:: Task brief ::
Set out each line from the following listing that includes the word "Normalized".

:: Record extracts ::

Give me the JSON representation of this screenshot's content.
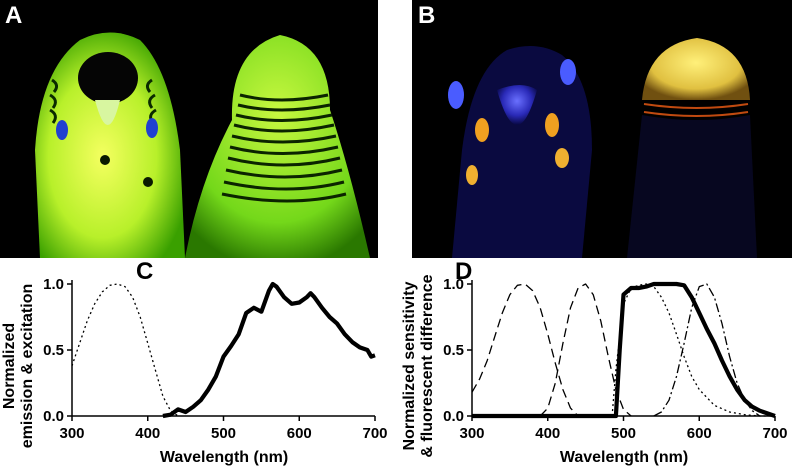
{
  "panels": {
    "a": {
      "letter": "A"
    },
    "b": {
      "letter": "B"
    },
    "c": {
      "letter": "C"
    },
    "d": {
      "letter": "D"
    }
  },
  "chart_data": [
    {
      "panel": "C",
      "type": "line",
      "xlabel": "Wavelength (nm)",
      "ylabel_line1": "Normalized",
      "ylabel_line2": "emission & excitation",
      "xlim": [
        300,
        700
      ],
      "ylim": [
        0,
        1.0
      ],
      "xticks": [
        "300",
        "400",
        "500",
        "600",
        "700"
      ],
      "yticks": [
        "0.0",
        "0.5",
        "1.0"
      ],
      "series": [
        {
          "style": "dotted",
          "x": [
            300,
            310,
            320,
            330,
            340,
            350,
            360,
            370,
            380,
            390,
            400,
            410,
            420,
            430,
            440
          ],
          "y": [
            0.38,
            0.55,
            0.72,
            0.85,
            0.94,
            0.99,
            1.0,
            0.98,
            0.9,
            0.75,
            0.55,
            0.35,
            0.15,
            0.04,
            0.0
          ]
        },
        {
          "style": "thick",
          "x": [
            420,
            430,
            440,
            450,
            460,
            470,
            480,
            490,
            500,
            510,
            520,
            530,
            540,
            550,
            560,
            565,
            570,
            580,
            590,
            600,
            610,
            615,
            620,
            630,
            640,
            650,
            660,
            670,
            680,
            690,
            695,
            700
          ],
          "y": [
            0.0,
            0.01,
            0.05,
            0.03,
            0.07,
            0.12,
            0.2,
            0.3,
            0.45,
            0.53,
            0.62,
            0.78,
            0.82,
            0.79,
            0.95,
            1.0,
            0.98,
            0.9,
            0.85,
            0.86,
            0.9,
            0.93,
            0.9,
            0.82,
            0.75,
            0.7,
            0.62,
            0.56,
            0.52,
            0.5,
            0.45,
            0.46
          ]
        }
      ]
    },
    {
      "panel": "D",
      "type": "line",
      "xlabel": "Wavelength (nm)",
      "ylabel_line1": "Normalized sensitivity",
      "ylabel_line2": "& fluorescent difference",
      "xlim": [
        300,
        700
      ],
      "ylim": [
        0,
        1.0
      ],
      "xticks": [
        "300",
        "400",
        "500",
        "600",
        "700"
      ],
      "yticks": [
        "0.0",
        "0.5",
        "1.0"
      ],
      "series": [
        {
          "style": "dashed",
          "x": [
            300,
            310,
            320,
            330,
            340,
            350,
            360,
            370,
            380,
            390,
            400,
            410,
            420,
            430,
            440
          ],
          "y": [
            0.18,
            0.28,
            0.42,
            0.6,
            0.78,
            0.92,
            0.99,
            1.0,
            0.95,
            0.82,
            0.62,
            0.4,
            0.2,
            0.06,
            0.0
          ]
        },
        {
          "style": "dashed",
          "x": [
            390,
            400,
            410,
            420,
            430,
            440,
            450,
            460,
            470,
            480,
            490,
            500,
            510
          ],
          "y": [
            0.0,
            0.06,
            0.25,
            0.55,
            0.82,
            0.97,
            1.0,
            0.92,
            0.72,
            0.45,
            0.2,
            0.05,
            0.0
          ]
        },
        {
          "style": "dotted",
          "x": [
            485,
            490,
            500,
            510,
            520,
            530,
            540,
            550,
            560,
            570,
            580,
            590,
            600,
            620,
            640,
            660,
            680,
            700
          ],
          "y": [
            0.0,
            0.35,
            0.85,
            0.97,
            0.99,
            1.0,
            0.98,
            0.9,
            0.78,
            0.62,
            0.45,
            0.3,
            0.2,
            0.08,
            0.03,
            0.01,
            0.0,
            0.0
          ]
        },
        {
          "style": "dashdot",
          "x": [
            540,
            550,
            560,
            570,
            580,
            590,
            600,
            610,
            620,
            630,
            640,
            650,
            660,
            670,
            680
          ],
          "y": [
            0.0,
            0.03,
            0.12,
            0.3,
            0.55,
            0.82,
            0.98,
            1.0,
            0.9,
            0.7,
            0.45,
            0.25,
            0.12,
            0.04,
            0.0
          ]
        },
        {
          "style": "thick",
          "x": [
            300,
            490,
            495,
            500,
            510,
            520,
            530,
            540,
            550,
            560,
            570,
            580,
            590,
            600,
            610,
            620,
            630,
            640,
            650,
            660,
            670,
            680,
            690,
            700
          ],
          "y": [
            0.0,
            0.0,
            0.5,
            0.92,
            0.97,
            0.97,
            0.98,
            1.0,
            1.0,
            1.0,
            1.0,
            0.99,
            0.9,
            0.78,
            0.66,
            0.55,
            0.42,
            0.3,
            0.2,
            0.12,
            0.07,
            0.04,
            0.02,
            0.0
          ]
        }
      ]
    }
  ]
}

:: Answer to this exercise ::
      "ylabel_line1": "Normalized",
      "ylabel_line1": "Normalized sensitivity",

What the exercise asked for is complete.